Instruction: Once the pictures are set aside, transcribe the remaining data exactly.

======== Stored records

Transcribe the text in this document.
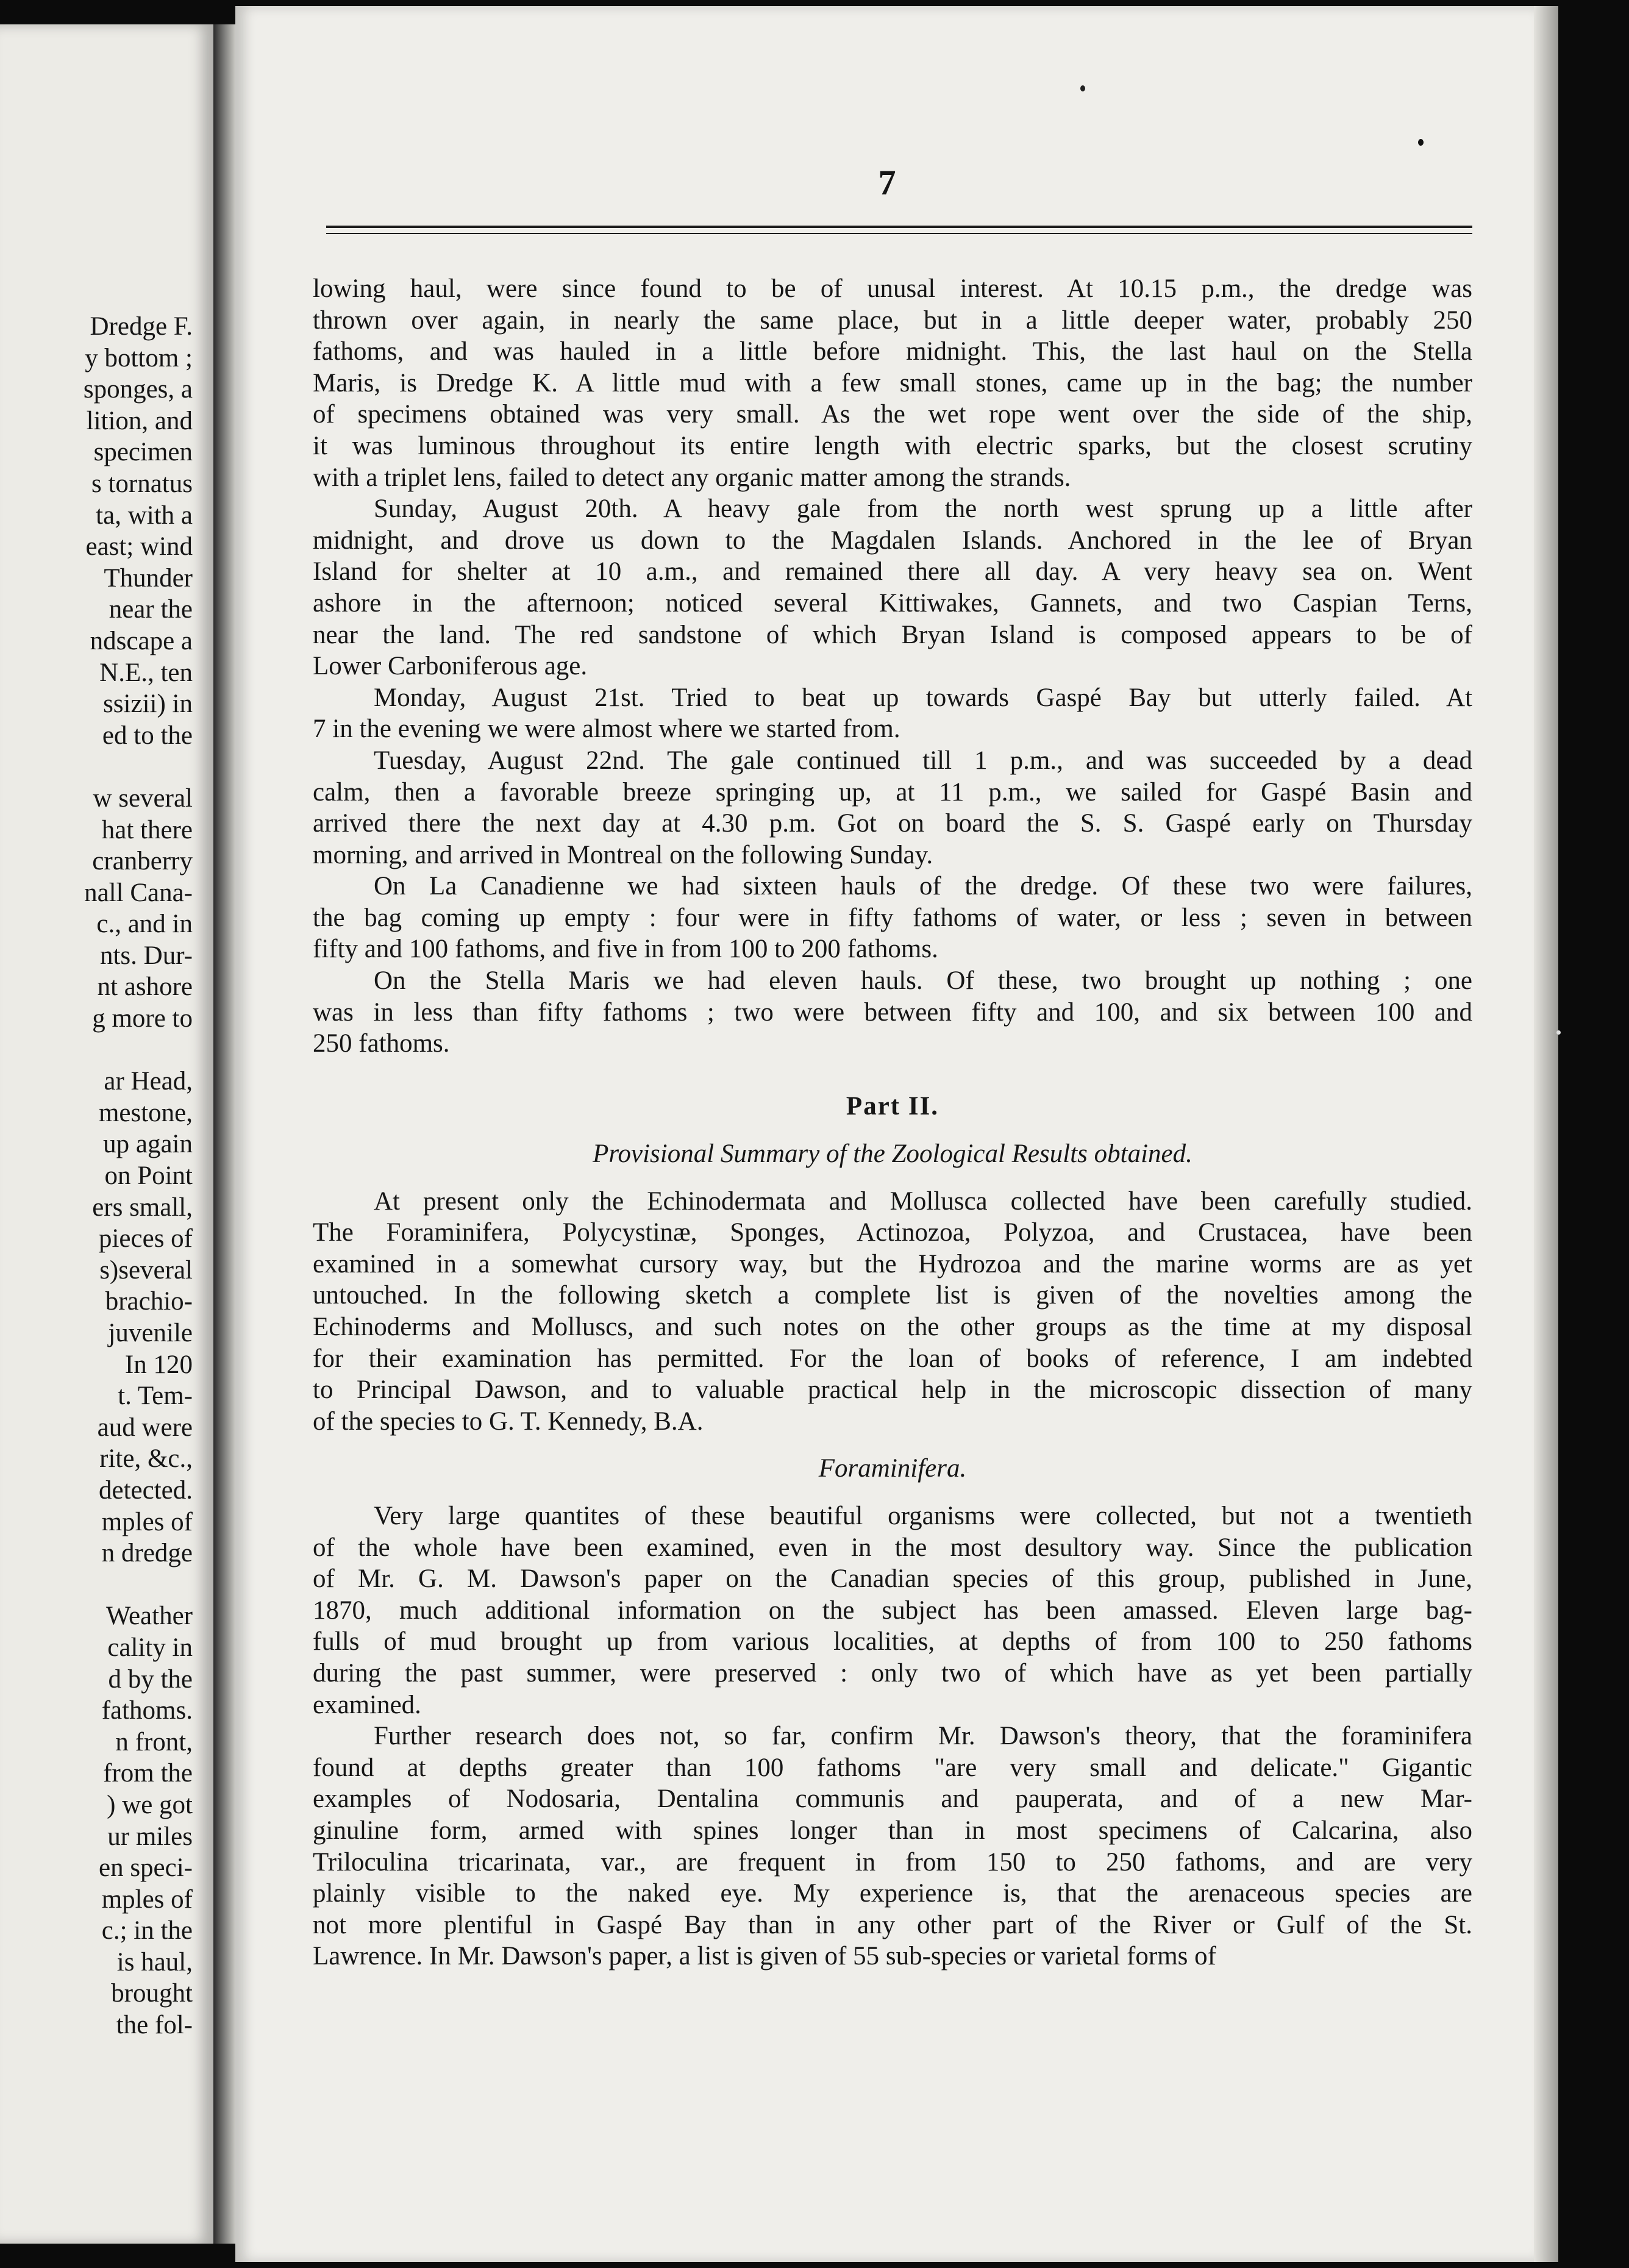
Dredge F.
y bottom ;
sponges, a
lition, and
specimen
s tornatus
ta, with a
east; wind
Thunder
near the
ndscape a
N.E., ten
ssizii) in
ed to the
w several
hat there
cranberry
nall Cana-
c., and in
nts. Dur-
nt ashore
g more to
ar Head,
mestone,
up again
on Point
ers small,
pieces of
s)several
brachio-
juvenile
In 120
t. Tem-
aud were
rite, &c.,
detected.
mples of
n dredge
Weather
cality in
d by the
fathoms.
n front,
from the
) we got
ur miles
en speci-
mples of
c.; in the
is haul,
brought
the fol-
7
lowing haul, were since found to be of unusal interest. At 10.15 p.m., the dredge was
thrown over again, in nearly the same place, but in a little deeper water, probably 250
fathoms, and was hauled in a little before midnight. This, the last haul on the Stella
Maris, is Dredge K. A little mud with a few small stones, came up in the bag; the number
of specimens obtained was very small. As the wet rope went over the side of the ship,
it was luminous throughout its entire length with electric sparks, but the closest scrutiny
with a triplet lens, failed to detect any organic matter among the strands.
Sunday, August 20th. A heavy gale from the north west sprung up a little after
midnight, and drove us down to the Magdalen Islands. Anchored in the lee of Bryan
Island for shelter at 10 a.m., and remained there all day. A very heavy sea on. Went
ashore in the afternoon; noticed several Kittiwakes, Gannets, and two Caspian Terns,
near the land. The red sandstone of which Bryan Island is composed appears to be of
Lower Carboniferous age.
Monday, August 21st. Tried to beat up towards Gaspé Bay but utterly failed. At
7 in the evening we were almost where we started from.
Tuesday, August 22nd. The gale continued till 1 p.m., and was succeeded by a dead
calm, then a favorable breeze springing up, at 11 p.m., we sailed for Gaspé Basin and
arrived there the next day at 4.30 p.m. Got on board the S. S. Gaspé early on Thursday
morning, and arrived in Montreal on the following Sunday.
On La Canadienne we had sixteen hauls of the dredge. Of these two were failures,
the bag coming up empty : four were in fifty fathoms of water, or less ; seven in between
fifty and 100 fathoms, and five in from 100 to 200 fathoms.
On the Stella Maris we had eleven hauls. Of these, two brought up nothing ; one
was in less than fifty fathoms ; two were between fifty and 100, and six between 100 and
250 fathoms.
Part II.
Provisional Summary of the Zoological Results obtained.
At present only the Echinodermata and Mollusca collected have been carefully studied.
The Foraminifera, Polycystinæ, Sponges, Actinozoa, Polyzoa, and Crustacea, have been
examined in a somewhat cursory way, but the Hydrozoa and the marine worms are as yet
untouched. In the following sketch a complete list is given of the novelties among the
Echinoderms and Molluscs, and such notes on the other groups as the time at my disposal
for their examination has permitted. For the loan of books of reference, I am indebted
to Principal Dawson, and to valuable practical help in the microscopic dissection of many
of the species to G. T. Kennedy, B.A.
Foraminifera.
Very large quantites of these beautiful organisms were collected, but not a twentieth
of the whole have been examined, even in the most desultory way. Since the publication
of Mr. G. M. Dawson's paper on the Canadian species of this group, published in June,
1870, much additional information on the subject has been amassed. Eleven large bag-
fulls of mud brought up from various localities, at depths of from 100 to 250 fathoms
during the past summer, were preserved : only two of which have as yet been partially
examined.
Further research does not, so far, confirm Mr. Dawson's theory, that the foraminifera
found at depths greater than 100 fathoms "are very small and delicate." Gigantic
examples of Nodosaria, Dentalina communis and pauperata, and of a new Mar-
ginuline form, armed with spines longer than in most specimens of Calcarina, also
Triloculina tricarinata, var., are frequent in from 150 to 250 fathoms, and are very
plainly visible to the naked eye. My experience is, that the arenaceous species are
not more plentiful in Gaspé Bay than in any other part of the River or Gulf of the St.
Lawrence. In Mr. Dawson's paper, a list is given of 55 sub-species or varietal forms of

================

Result below:
Transcribe the text in this document.
Dredge F.
y bottom ;
sponges, a
lition, and
specimen
s tornatus
ta, with a
east; wind
Thunder
near the
ndscape a
N.E., ten
ssizii) in
ed to the
w several
hat there
cranberry
nall Cana-
c., and in
nts. Dur-
nt ashore
g more to
ar Head,
mestone,
up again
on Point
ers small,
pieces of
s)several
brachio-
juvenile
In 120
t. Tem-
aud were
rite, &c.,
detected.
mples of
n dredge
Weather
cality in
d by the
fathoms.
n front,
from the
) we got
ur miles
en speci-
mples of
c.; in the
is haul,
brought
the fol-
7
lowing haul, were since found to be of unusal interest. At 10.15 p.m., the dredge was
thrown over again, in nearly the same place, but in a little deeper water, probably 250
fathoms, and was hauled in a little before midnight. This, the last haul on the Stella
Maris, is Dredge K. A little mud with a few small stones, came up in the bag; the number
of specimens obtained was very small. As the wet rope went over the side of the ship,
it was luminous throughout its entire length with electric sparks, but the closest scrutiny
with a triplet lens, failed to detect any organic matter among the strands.
Sunday, August 20th. A heavy gale from the north west sprung up a little after
midnight, and drove us down to the Magdalen Islands. Anchored in the lee of Bryan
Island for shelter at 10 a.m., and remained there all day. A very heavy sea on. Went
ashore in the afternoon; noticed several Kittiwakes, Gannets, and two Caspian Terns,
near the land. The red sandstone of which Bryan Island is composed appears to be of
Lower Carboniferous age.
Monday, August 21st. Tried to beat up towards Gaspé Bay but utterly failed. At
7 in the evening we were almost where we started from.
Tuesday, August 22nd. The gale continued till 1 p.m., and was succeeded by a dead
calm, then a favorable breeze springing up, at 11 p.m., we sailed for Gaspé Basin and
arrived there the next day at 4.30 p.m. Got on board the S. S. Gaspé early on Thursday
morning, and arrived in Montreal on the following Sunday.
On La Canadienne we had sixteen hauls of the dredge. Of these two were failures,
the bag coming up empty : four were in fifty fathoms of water, or less ; seven in between
fifty and 100 fathoms, and five in from 100 to 200 fathoms.
On the Stella Maris we had eleven hauls. Of these, two brought up nothing ; one
was in less than fifty fathoms ; two were between fifty and 100, and six between 100 and
250 fathoms.
Part II.
Provisional Summary of the Zoological Results obtained.
At present only the Echinodermata and Mollusca collected have been carefully studied.
The Foraminifera, Polycystinæ, Sponges, Actinozoa, Polyzoa, and Crustacea, have been
examined in a somewhat cursory way, but the Hydrozoa and the marine worms are as yet
untouched. In the following sketch a complete list is given of the novelties among the
Echinoderms and Molluscs, and such notes on the other groups as the time at my disposal
for their examination has permitted. For the loan of books of reference, I am indebted
to Principal Dawson, and to valuable practical help in the microscopic dissection of many
of the species to G. T. Kennedy, B.A.
Foraminifera.
Very large quantites of these beautiful organisms were collected, but not a twentieth
of the whole have been examined, even in the most desultory way. Since the publication
of Mr. G. M. Dawson's paper on the Canadian species of this group, published in June,
1870, much additional information on the subject has been amassed. Eleven large bag-
fulls of mud brought up from various localities, at depths of from 100 to 250 fathoms
during the past summer, were preserved : only two of which have as yet been partially
examined.
Further research does not, so far, confirm Mr. Dawson's theory, that the foraminifera
found at depths greater than 100 fathoms "are very small and delicate." Gigantic
examples of Nodosaria, Dentalina communis and pauperata, and of a new Mar-
ginuline form, armed with spines longer than in most specimens of Calcarina, also
Triloculina tricarinata, var., are frequent in from 150 to 250 fathoms, and are very
plainly visible to the naked eye. My experience is, that the arenaceous species are
not more plentiful in Gaspé Bay than in any other part of the River or Gulf of the St.
Lawrence. In Mr. Dawson's paper, a list is given of 55 sub-species or varietal forms of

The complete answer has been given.